**Goal of the exercise**
Look through the lines and report how many include the word "name", giving nothing but the number.

**Available data**

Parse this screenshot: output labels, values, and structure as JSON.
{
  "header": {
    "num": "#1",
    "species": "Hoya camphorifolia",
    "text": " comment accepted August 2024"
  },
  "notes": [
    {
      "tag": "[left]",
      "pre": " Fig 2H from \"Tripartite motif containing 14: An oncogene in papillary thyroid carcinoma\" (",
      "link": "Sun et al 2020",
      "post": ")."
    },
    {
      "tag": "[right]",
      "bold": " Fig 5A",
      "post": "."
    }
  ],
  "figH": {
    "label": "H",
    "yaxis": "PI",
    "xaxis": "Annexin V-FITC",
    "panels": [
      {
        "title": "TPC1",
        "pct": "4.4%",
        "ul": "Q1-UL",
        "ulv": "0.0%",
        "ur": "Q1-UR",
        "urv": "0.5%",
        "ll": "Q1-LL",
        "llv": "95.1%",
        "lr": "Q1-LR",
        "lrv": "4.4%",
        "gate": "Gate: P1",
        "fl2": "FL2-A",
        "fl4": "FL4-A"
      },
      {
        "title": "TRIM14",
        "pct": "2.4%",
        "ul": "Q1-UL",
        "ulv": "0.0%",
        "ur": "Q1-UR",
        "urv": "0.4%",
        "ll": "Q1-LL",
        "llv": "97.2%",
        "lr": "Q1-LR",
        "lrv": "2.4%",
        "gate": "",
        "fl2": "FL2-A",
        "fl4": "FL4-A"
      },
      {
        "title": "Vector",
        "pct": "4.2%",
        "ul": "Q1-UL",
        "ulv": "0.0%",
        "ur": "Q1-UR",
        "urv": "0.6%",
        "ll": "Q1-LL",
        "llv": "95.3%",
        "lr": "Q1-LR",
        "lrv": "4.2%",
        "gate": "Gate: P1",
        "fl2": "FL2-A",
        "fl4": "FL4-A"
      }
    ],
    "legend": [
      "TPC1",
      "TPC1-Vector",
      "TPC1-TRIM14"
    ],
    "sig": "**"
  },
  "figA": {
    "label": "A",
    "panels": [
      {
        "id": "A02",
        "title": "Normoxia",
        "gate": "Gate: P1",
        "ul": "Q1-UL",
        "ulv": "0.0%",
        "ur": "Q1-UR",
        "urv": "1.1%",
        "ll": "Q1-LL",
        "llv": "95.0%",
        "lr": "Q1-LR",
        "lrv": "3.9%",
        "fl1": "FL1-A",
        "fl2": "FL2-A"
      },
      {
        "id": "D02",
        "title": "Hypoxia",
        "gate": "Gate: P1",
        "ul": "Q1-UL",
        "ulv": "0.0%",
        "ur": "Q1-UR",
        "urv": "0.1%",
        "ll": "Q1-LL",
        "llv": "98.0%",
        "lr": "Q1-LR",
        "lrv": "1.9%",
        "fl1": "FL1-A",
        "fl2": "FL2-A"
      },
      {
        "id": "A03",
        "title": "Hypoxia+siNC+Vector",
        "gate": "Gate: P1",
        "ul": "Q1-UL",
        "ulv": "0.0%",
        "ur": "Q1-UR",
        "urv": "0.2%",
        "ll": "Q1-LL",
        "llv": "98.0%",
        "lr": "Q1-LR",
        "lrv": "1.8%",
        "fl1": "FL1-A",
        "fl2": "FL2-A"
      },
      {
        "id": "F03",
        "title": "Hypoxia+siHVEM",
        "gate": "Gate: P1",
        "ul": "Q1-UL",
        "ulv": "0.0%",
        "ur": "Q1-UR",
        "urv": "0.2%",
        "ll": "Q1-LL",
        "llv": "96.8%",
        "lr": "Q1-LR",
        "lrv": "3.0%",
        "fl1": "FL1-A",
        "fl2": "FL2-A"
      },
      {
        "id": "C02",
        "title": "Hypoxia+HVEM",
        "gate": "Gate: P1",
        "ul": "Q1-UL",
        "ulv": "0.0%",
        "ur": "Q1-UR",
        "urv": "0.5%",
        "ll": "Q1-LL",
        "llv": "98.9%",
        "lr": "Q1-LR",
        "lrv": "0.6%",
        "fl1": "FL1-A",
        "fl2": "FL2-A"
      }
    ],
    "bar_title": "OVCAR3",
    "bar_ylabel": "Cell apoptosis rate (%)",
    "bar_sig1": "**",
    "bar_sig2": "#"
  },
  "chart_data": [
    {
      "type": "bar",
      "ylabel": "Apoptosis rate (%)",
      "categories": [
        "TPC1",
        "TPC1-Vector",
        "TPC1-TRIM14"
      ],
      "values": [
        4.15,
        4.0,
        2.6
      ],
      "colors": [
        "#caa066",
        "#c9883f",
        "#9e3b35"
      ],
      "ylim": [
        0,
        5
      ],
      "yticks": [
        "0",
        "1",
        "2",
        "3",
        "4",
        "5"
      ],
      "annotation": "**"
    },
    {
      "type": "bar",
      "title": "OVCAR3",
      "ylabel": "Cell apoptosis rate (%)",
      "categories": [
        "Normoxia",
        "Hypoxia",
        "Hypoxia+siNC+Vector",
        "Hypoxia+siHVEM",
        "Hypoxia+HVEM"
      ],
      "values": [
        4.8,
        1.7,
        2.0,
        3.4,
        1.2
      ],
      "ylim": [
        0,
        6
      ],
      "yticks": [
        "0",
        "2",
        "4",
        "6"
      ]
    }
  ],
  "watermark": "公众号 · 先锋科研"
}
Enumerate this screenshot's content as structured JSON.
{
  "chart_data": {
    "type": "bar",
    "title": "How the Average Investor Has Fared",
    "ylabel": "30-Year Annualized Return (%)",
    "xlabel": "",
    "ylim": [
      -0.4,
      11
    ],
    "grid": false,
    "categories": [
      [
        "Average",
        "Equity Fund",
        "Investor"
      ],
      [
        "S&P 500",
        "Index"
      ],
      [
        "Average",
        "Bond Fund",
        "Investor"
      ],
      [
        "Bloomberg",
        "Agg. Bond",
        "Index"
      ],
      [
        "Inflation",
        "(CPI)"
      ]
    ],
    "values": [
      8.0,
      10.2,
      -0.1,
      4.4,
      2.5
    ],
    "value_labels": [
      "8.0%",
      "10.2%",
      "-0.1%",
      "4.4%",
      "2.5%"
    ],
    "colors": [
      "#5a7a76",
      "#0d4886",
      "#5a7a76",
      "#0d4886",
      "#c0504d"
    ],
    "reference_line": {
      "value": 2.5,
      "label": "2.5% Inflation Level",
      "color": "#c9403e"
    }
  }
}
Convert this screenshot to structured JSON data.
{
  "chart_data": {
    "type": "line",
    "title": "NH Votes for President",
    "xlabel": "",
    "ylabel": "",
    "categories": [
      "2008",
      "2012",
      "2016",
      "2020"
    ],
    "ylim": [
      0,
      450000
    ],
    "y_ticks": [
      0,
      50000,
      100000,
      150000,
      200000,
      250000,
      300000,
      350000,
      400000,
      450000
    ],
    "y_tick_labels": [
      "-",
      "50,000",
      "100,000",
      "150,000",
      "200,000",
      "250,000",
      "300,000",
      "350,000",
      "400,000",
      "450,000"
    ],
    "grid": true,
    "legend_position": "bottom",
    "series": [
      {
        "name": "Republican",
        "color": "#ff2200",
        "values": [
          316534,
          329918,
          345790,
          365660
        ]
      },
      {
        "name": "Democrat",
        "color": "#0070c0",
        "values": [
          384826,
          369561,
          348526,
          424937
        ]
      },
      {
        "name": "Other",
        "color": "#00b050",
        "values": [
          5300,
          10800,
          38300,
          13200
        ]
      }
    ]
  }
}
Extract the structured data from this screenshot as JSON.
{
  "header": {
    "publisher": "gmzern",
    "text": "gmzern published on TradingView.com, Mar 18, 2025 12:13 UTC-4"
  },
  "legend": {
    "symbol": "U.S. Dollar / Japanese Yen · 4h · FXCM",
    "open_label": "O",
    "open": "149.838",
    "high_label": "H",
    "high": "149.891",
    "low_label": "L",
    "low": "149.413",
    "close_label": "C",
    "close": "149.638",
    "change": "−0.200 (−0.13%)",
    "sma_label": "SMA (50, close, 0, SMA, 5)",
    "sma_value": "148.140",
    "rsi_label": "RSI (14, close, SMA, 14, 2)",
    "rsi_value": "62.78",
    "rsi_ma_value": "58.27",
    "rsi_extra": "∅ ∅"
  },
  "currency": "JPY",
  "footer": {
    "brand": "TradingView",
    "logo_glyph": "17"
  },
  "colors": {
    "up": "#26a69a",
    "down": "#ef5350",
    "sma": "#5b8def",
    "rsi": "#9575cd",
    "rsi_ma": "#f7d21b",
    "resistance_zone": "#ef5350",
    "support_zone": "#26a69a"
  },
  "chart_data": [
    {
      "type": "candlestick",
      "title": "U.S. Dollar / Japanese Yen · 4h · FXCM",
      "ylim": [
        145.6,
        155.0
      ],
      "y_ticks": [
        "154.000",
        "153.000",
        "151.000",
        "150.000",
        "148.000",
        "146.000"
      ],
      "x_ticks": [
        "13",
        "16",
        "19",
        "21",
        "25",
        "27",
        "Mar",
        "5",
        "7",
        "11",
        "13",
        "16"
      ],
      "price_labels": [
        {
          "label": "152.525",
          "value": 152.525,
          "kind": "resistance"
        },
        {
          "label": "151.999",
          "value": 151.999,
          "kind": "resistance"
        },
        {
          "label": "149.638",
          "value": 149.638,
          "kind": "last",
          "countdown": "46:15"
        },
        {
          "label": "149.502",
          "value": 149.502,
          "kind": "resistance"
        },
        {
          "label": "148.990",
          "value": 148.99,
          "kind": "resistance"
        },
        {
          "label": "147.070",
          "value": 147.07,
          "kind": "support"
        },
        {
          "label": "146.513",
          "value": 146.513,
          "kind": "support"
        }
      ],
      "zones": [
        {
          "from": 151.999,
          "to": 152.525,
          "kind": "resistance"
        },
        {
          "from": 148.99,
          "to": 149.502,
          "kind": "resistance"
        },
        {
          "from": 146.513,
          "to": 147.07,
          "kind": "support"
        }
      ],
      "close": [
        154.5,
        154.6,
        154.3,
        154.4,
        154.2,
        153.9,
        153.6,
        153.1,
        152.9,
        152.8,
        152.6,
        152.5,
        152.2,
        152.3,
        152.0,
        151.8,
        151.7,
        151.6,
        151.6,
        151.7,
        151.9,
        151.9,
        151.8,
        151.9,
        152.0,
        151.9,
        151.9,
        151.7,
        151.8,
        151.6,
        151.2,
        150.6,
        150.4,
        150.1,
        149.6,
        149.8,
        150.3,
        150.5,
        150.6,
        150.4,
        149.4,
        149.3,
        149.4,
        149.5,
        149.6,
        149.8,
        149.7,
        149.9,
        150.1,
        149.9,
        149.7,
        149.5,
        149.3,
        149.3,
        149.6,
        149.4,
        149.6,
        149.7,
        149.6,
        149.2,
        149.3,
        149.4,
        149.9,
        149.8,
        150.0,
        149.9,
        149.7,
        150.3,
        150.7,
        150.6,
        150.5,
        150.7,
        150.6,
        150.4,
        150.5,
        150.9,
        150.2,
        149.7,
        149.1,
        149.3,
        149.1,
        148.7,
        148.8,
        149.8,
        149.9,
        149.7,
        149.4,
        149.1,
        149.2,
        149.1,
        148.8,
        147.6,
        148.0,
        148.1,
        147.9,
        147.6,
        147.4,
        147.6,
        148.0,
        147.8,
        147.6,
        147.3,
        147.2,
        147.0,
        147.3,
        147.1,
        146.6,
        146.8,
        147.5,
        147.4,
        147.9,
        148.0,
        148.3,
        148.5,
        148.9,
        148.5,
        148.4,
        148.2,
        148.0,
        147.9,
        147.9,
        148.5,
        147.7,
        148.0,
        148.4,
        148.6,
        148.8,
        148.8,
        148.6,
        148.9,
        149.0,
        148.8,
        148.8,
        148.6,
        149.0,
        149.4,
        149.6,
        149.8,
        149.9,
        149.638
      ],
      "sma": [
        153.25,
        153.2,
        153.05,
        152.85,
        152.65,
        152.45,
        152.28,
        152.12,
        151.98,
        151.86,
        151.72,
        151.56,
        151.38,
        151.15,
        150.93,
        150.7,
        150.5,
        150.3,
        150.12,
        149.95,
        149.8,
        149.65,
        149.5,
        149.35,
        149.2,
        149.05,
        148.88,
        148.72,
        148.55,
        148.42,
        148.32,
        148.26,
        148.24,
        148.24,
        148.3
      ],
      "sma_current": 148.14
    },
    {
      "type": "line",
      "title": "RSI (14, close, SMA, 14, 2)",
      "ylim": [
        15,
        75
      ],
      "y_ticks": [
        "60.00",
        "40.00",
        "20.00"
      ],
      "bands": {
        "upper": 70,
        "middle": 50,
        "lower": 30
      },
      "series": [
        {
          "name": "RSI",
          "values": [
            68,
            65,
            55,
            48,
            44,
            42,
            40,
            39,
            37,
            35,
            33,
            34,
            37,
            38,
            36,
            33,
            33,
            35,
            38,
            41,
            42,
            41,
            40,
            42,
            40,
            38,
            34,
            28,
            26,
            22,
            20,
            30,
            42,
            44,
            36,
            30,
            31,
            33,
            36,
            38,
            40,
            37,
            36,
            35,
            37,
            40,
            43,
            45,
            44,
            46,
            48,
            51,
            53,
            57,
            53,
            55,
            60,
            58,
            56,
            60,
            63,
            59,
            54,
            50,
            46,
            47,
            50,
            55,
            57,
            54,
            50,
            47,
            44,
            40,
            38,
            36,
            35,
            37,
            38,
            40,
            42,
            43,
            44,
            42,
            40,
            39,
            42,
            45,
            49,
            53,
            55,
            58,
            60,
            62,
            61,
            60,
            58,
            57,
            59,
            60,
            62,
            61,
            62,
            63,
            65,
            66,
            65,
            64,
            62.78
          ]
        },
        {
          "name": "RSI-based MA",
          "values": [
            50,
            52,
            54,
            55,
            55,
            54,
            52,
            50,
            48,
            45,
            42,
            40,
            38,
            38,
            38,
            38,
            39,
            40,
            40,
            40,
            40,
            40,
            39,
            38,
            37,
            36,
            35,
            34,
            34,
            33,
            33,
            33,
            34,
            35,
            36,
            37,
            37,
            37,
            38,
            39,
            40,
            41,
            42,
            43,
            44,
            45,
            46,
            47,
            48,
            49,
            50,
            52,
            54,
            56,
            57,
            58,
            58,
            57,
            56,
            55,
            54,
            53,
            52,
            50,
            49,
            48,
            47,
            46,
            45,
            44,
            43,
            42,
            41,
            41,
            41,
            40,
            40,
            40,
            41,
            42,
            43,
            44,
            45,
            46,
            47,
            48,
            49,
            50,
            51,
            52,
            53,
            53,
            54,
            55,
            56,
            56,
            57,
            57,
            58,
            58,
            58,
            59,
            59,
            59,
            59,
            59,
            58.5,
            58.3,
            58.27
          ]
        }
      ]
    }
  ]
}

**Completed exercise**
5